Short exercise
All records should be reproduced verbatim.

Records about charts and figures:
============================================================
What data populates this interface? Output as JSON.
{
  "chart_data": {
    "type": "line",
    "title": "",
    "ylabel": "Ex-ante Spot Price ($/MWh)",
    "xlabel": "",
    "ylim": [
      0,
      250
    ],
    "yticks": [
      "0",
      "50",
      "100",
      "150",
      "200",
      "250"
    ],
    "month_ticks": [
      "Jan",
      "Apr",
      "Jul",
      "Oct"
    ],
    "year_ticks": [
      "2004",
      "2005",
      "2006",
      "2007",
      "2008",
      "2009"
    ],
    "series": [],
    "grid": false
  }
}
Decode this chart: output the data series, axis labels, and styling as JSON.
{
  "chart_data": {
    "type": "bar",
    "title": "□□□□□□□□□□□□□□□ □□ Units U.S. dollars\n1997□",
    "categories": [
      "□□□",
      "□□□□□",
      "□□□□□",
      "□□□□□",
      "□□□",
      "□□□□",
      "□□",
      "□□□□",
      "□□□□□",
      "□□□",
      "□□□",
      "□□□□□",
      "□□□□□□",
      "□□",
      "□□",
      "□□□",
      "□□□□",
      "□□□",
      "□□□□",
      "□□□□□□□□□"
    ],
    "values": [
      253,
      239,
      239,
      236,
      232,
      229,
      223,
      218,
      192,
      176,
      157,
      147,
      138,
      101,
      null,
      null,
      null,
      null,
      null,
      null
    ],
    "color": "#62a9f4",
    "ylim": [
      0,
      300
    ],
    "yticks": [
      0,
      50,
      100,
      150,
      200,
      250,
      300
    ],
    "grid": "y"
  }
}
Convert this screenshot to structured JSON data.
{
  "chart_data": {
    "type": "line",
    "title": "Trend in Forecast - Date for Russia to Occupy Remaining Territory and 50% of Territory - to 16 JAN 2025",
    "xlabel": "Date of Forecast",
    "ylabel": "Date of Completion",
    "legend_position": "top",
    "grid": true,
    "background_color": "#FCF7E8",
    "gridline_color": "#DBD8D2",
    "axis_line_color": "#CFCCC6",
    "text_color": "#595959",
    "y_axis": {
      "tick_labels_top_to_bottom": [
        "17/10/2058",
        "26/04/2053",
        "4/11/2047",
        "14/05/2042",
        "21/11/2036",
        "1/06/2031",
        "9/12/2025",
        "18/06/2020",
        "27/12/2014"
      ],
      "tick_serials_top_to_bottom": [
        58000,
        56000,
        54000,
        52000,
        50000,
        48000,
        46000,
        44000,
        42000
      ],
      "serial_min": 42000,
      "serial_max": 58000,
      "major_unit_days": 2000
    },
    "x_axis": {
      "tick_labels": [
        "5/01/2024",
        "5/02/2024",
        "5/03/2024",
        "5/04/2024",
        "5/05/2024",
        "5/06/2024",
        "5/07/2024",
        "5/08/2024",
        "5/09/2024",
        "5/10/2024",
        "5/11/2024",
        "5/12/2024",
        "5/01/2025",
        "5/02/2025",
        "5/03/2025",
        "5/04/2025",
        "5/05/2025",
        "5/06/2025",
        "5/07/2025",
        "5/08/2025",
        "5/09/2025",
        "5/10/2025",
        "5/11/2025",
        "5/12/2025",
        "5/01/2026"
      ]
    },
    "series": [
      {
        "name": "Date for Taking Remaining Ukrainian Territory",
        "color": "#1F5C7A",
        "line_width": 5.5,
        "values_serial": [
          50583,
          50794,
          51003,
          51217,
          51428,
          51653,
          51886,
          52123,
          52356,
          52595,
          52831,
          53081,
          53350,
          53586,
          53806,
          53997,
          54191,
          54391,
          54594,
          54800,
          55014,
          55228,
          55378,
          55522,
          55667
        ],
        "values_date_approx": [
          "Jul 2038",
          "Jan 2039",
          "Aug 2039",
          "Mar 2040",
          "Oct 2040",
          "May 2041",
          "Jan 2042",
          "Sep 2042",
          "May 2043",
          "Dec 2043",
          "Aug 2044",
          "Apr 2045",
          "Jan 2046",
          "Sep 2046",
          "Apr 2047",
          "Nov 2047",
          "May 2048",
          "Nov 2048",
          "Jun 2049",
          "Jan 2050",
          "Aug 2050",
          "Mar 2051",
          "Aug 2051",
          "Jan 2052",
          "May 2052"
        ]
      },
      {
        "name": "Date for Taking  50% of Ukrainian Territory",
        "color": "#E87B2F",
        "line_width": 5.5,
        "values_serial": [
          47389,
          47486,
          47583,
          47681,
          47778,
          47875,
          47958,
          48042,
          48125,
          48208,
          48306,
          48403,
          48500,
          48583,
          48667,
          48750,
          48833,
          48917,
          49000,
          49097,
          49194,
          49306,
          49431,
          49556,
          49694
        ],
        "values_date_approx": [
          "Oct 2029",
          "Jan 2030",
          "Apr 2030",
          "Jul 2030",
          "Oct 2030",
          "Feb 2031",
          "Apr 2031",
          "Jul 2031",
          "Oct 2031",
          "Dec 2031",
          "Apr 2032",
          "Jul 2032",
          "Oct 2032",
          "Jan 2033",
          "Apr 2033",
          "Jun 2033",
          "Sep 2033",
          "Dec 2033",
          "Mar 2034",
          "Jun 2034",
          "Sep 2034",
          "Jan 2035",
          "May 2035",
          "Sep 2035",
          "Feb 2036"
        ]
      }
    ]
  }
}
============================================================
Output
What data populates this interface? Output as JSON.
{
  "chart_data": {
    "type": "line",
    "title": "",
    "ylabel": "Ex-ante Spot Price ($/MWh)",
    "xlabel": "",
    "ylim": [
      0,
      250
    ],
    "yticks": [
      "0",
      "50",
      "100",
      "150",
      "200",
      "250"
    ],
    "month_ticks": [
      "Jan",
      "Apr",
      "Jul",
      "Oct"
    ],
    "year_ticks": [
      "2004",
      "2005",
      "2006",
      "2007",
      "2008",
      "2009"
    ],
    "series": [],
    "grid": false
  }
}
Decode this chart: output the data series, axis labels, and styling as JSON.
{
  "chart_data": {
    "type": "bar",
    "title": "□□□□□□□□□□□□□□□ □□ Units U.S. dollars\n1997□",
    "categories": [
      "□□□",
      "□□□□□",
      "□□□□□",
      "□□□□□",
      "□□□",
      "□□□□",
      "□□",
      "□□□□",
      "□□□□□",
      "□□□",
      "□□□",
      "□□□□□",
      "□□□□□□",
      "□□",
      "□□",
      "□□□",
      "□□□□",
      "□□□",
      "□□□□",
      "□□□□□□□□□"
    ],
    "values": [
      253,
      239,
      239,
      236,
      232,
      229,
      223,
      218,
      192,
      176,
      157,
      147,
      138,
      101,
      null,
      null,
      null,
      null,
      null,
      null
    ],
    "color": "#62a9f4",
    "ylim": [
      0,
      300
    ],
    "yticks": [
      0,
      50,
      100,
      150,
      200,
      250,
      300
    ],
    "grid": "y"
  }
}
Convert this screenshot to structured JSON data.
{
  "chart_data": {
    "type": "line",
    "title": "Trend in Forecast - Date for Russia to Occupy Remaining Territory and 50% of Territory - to 16 JAN 2025",
    "xlabel": "Date of Forecast",
    "ylabel": "Date of Completion",
    "legend_position": "top",
    "grid": true,
    "background_color": "#FCF7E8",
    "gridline_color": "#DBD8D2",
    "axis_line_color": "#CFCCC6",
    "text_color": "#595959",
    "y_axis": {
      "tick_labels_top_to_bottom": [
        "17/10/2058",
        "26/04/2053",
        "4/11/2047",
        "14/05/2042",
        "21/11/2036",
        "1/06/2031",
        "9/12/2025",
        "18/06/2020",
        "27/12/2014"
      ],
      "tick_serials_top_to_bottom": [
        58000,
        56000,
        54000,
        52000,
        50000,
        48000,
        46000,
        44000,
        42000
      ],
      "serial_min": 42000,
      "serial_max": 58000,
      "major_unit_days": 2000
    },
    "x_axis": {
      "tick_labels": [
        "5/01/2024",
        "5/02/2024",
        "5/03/2024",
        "5/04/2024",
        "5/05/2024",
        "5/06/2024",
        "5/07/2024",
        "5/08/2024",
        "5/09/2024",
        "5/10/2024",
        "5/11/2024",
        "5/12/2024",
        "5/01/2025",
        "5/02/2025",
        "5/03/2025",
        "5/04/2025",
        "5/05/2025",
        "5/06/2025",
        "5/07/2025",
        "5/08/2025",
        "5/09/2025",
        "5/10/2025",
        "5/11/2025",
        "5/12/2025",
        "5/01/2026"
      ]
    },
    "series": [
      {
        "name": "Date for Taking Remaining Ukrainian Territory",
        "color": "#1F5C7A",
        "line_width": 5.5,
        "values_serial": [
          50583,
          50794,
          51003,
          51217,
          51428,
          51653,
          51886,
          52123,
          52356,
          52595,
          52831,
          53081,
          53350,
          53586,
          53806,
          53997,
          54191,
          54391,
          54594,
          54800,
          55014,
          55228,
          55378,
          55522,
          55667
        ],
        "values_date_approx": [
          "Jul 2038",
          "Jan 2039",
          "Aug 2039",
          "Mar 2040",
          "Oct 2040",
          "May 2041",
          "Jan 2042",
          "Sep 2042",
          "May 2043",
          "Dec 2043",
          "Aug 2044",
          "Apr 2045",
          "Jan 2046",
          "Sep 2046",
          "Apr 2047",
          "Nov 2047",
          "May 2048",
          "Nov 2048",
          "Jun 2049",
          "Jan 2050",
          "Aug 2050",
          "Mar 2051",
          "Aug 2051",
          "Jan 2052",
          "May 2052"
        ]
      },
      {
        "name": "Date for Taking  50% of Ukrainian Territory",
        "color": "#E87B2F",
        "line_width": 5.5,
        "values_serial": [
          47389,
          47486,
          47583,
          47681,
          47778,
          47875,
          47958,
          48042,
          48125,
          48208,
          48306,
          48403,
          48500,
          48583,
          48667,
          48750,
          48833,
          48917,
          49000,
          49097,
          49194,
          49306,
          49431,
          49556,
          49694
        ],
        "values_date_approx": [
          "Oct 2029",
          "Jan 2030",
          "Apr 2030",
          "Jul 2030",
          "Oct 2030",
          "Feb 2031",
          "Apr 2031",
          "Jul 2031",
          "Oct 2031",
          "Dec 2031",
          "Apr 2032",
          "Jul 2032",
          "Oct 2032",
          "Jan 2033",
          "Apr 2033",
          "Jun 2033",
          "Sep 2033",
          "Dec 2033",
          "Mar 2034",
          "Jun 2034",
          "Sep 2034",
          "Jan 2035",
          "May 2035",
          "Sep 2035",
          "Feb 2036"
        ]
      }
    ]
  }
}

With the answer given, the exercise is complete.